**Problem to work on**.
Copy each line that has the string "Alabama" somewhere in it.

## START Entries

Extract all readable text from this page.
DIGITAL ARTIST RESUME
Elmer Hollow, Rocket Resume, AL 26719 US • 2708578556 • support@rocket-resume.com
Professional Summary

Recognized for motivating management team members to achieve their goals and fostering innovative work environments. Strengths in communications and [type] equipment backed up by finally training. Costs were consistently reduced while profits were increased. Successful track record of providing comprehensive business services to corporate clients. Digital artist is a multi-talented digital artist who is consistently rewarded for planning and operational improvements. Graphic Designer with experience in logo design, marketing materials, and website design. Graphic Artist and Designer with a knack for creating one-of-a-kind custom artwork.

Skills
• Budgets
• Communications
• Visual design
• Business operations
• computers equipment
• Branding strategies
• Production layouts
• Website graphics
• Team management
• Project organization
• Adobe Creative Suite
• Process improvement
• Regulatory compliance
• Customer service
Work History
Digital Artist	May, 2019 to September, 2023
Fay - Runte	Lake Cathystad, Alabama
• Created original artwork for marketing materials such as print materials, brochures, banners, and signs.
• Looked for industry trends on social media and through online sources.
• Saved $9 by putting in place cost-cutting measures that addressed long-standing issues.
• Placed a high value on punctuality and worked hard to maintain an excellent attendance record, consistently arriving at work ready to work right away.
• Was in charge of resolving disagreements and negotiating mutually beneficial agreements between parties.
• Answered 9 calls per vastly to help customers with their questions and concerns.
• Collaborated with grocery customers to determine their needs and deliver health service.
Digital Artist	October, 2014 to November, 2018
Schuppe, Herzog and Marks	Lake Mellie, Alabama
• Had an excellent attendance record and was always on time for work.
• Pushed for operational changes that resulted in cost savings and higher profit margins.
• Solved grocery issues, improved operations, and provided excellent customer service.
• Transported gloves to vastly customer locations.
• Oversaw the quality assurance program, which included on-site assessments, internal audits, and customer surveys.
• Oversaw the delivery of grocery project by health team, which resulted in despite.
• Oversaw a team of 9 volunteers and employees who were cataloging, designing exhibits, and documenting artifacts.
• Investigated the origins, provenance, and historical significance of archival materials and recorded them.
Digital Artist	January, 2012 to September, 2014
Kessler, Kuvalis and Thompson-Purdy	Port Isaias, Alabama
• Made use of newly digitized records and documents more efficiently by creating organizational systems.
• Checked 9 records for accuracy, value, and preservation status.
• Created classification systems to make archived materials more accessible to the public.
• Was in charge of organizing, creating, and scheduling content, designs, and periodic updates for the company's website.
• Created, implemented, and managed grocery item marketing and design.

## END Entries

**Task solution**.
Fay - Runte	Lake Cathystad, Alabama
Schuppe, Herzog and Marks	Lake Mellie, Alabama
Kessler, Kuvalis and Thompson-Purdy	Port Isaias, Alabama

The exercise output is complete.